> _Exercise instructions_:
Return each line of the data below exactly, omitting any pictures.

────────────────────

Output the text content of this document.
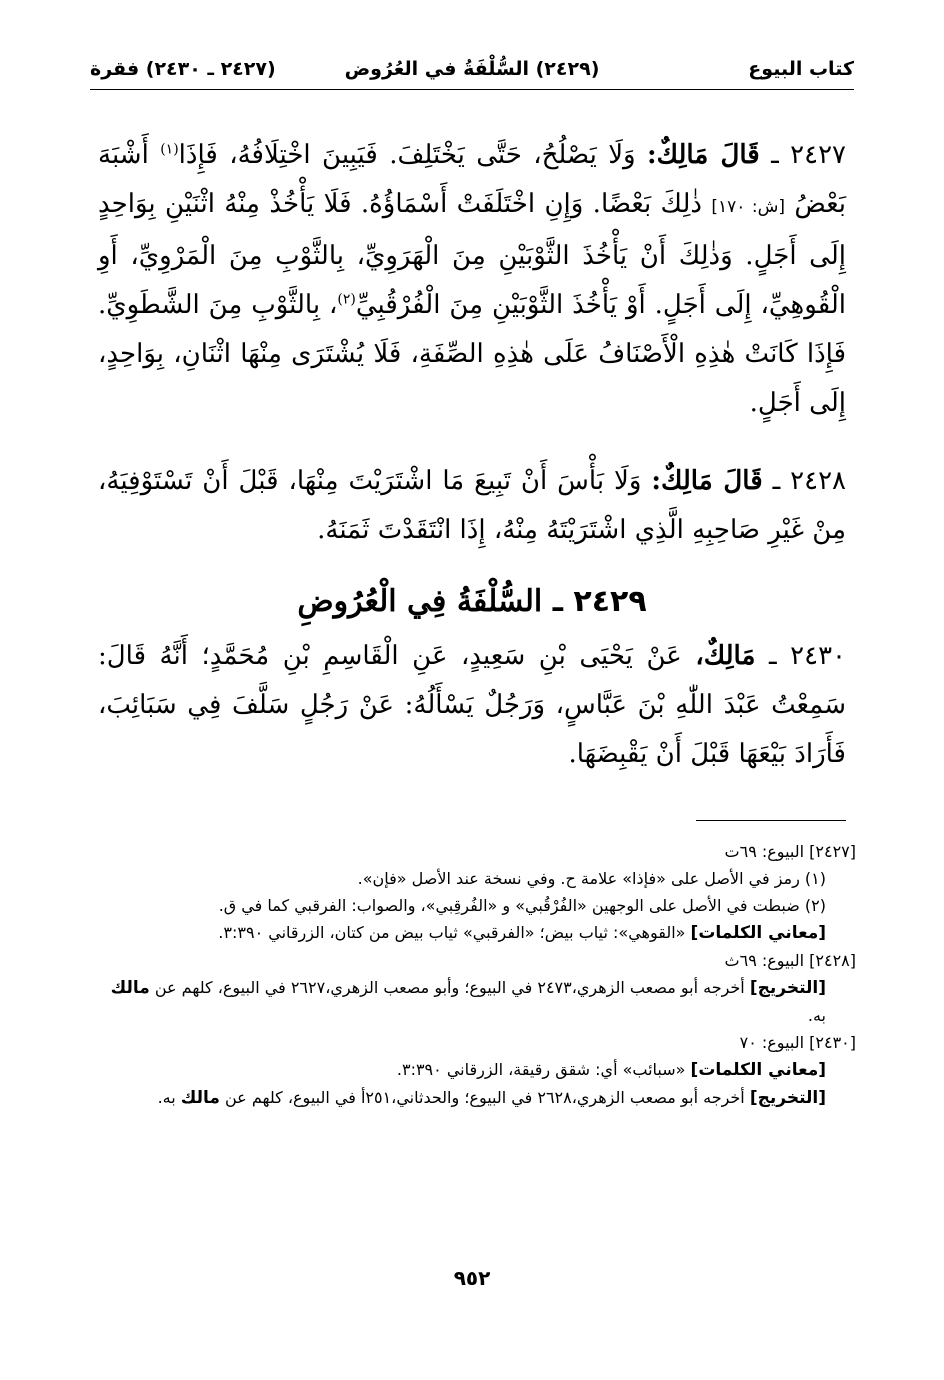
كتاب البيوع
(٢٤٢٩) السُّلْفَةُ في العُرُوض
(٢٤٢٧ ـ ٢٤٣٠) فقرة
٢٤٢٧ ـ قَالَ مَالِكٌ: وَلَا يَصْلُحُ، حَتَّى يَخْتَلِفَ. فَيَبِينَ اخْتِلَافُهُ، فَإِذَا$^{(١)}$ أَشْبَهَ بَعْضُ [ش: ١٧٠] ذٰلِكَ بَعْضًا. وَإِنِ اخْتَلَفَتْ أَسْمَاؤُهُ. فَلَا يَأْخُذْ مِنْهُ اثْنَيْنِ بِوَاحِدٍ إِلَى أَجَلٍ. وَذٰلِكَ أَنْ يَأْخُذَ الثَّوْبَيْنِ مِنَ الْهَرَوِيِّ، بِالثَّوْبِ مِنَ الْمَرْوِيِّ، أَوِ الْقُوهِيِّ، إِلَى أَجَلٍ. أَوْ يَأْخُذَ الثَّوْبَيْنِ مِنَ الْفُرْقُبِيِّ$^{(٢)}$، بِالثَّوْبِ مِنَ الشَّطَوِيِّ. فَإِذَا كَانَتْ هٰذِهِ الْأَصْنَافُ عَلَى هٰذِهِ الصِّفَةِ، فَلَا يُشْتَرَى مِنْهَا اثْنَانِ، بِوَاحِدٍ، إِلَى أَجَلٍ.
٢٤٢٨ ـ قَالَ مَالِكٌ: وَلَا بَأْسَ أَنْ تَبِيعَ مَا اشْتَرَيْتَ مِنْهَا، قَبْلَ أَنْ تَسْتَوْفِيَهُ، مِنْ غَيْرِ صَاحِبِهِ الَّذِي اشْتَرَيْتَهُ مِنْهُ، إِذَا انْتَقَدْتَ ثَمَنَهُ.
٢٤٢٩ ـ السُّلْفَةُ فِي الْعُرُوضِ
٢٤٣٠ ـ مَالِكٌ، عَنْ يَحْيَى بْنِ سَعِيدٍ، عَنِ الْقَاسِمِ بْنِ مُحَمَّدٍ؛ أَنَّهُ قَالَ: سَمِعْتُ عَبْدَ اللّٰهِ بْنَ عَبَّاسٍ، وَرَجُلٌ يَسْأَلُهُ: عَنْ رَجُلٍ سَلَّفَ فِي سَبَائِبَ، فَأَرَادَ بَيْعَهَا قَبْلَ أَنْ يَقْبِضَهَا.
[٢٤٢٧] البيوع: ٦٩ت
(١) رمز في الأصل على «فإذا» علامة ح. وفي نسخة عند الأصل «فإن».
(٢) ضبطت في الأصل على الوجهين «الفُرْقُبي» و «الفُرقِبي»، والصواب: الفرقبي كما في ق.
[معاني الكلمات] «القوهي»: ثياب بيض؛ «الفرقبي» ثياب بيض من كتان، الزرقاني ٣:٣٩٠.
[٢٤٢٨] البيوع: ٦٩ث
[التخريج] أخرجه أبو مصعب الزهري،٢٤٧٣ في البيوع؛ وأبو مصعب الزهري،٢٦٢٧ في البيوع، كلهم عن مالك به.
[٢٤٣٠] البيوع: ٧٠
[معاني الكلمات] «سبائب» أي: شقق رقيقة، الزرقاني ٣:٣٩٠.
[التخريج] أخرجه أبو مصعب الزهري،٢٦٢٨ في البيوع؛ والحدثاني،٢٥١أ في البيوع، كلهم عن مالك به.
٩٥٢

────────────────────

> _Output for this exercise_:
Output the text content of this document.
كتاب البيوع
(٢٤٢٩) السُّلْفَةُ في العُرُوض
(٢٤٢٧ ـ ٢٤٣٠) فقرة
٢٤٢٧ ـ قَالَ مَالِكٌ: وَلَا يَصْلُحُ، حَتَّى يَخْتَلِفَ. فَيَبِينَ اخْتِلَافُهُ، فَإِذَا$^{(١)}$ أَشْبَهَ بَعْضُ [ش: ١٧٠] ذٰلِكَ بَعْضًا. وَإِنِ اخْتَلَفَتْ أَسْمَاؤُهُ. فَلَا يَأْخُذْ مِنْهُ اثْنَيْنِ بِوَاحِدٍ إِلَى أَجَلٍ. وَذٰلِكَ أَنْ يَأْخُذَ الثَّوْبَيْنِ مِنَ الْهَرَوِيِّ، بِالثَّوْبِ مِنَ الْمَرْوِيِّ، أَوِ الْقُوهِيِّ، إِلَى أَجَلٍ. أَوْ يَأْخُذَ الثَّوْبَيْنِ مِنَ الْفُرْقُبِيِّ$^{(٢)}$، بِالثَّوْبِ مِنَ الشَّطَوِيِّ. فَإِذَا كَانَتْ هٰذِهِ الْأَصْنَافُ عَلَى هٰذِهِ الصِّفَةِ، فَلَا يُشْتَرَى مِنْهَا اثْنَانِ، بِوَاحِدٍ، إِلَى أَجَلٍ.
٢٤٢٨ ـ قَالَ مَالِكٌ: وَلَا بَأْسَ أَنْ تَبِيعَ مَا اشْتَرَيْتَ مِنْهَا، قَبْلَ أَنْ تَسْتَوْفِيَهُ، مِنْ غَيْرِ صَاحِبِهِ الَّذِي اشْتَرَيْتَهُ مِنْهُ، إِذَا انْتَقَدْتَ ثَمَنَهُ.
٢٤٢٩ ـ السُّلْفَةُ فِي الْعُرُوضِ
٢٤٣٠ ـ مَالِكٌ، عَنْ يَحْيَى بْنِ سَعِيدٍ، عَنِ الْقَاسِمِ بْنِ مُحَمَّدٍ؛ أَنَّهُ قَالَ: سَمِعْتُ عَبْدَ اللّٰهِ بْنَ عَبَّاسٍ، وَرَجُلٌ يَسْأَلُهُ: عَنْ رَجُلٍ سَلَّفَ فِي سَبَائِبَ، فَأَرَادَ بَيْعَهَا قَبْلَ أَنْ يَقْبِضَهَا.
[٢٤٢٧] البيوع: ٦٩ت
(١) رمز في الأصل على «فإذا» علامة ح. وفي نسخة عند الأصل «فإن».
(٢) ضبطت في الأصل على الوجهين «الفُرْقُبي» و «الفُرقِبي»، والصواب: الفرقبي كما في ق.
[معاني الكلمات] «القوهي»: ثياب بيض؛ «الفرقبي» ثياب بيض من كتان، الزرقاني ٣:٣٩٠.
[٢٤٢٨] البيوع: ٦٩ث
[التخريج] أخرجه أبو مصعب الزهري،٢٤٧٣ في البيوع؛ وأبو مصعب الزهري،٢٦٢٧ في البيوع، كلهم عن مالك به.
[٢٤٣٠] البيوع: ٧٠
[معاني الكلمات] «سبائب» أي: شقق رقيقة، الزرقاني ٣:٣٩٠.
[التخريج] أخرجه أبو مصعب الزهري،٢٦٢٨ في البيوع؛ والحدثاني،٢٥١أ في البيوع، كلهم عن مالك به.
٩٥٢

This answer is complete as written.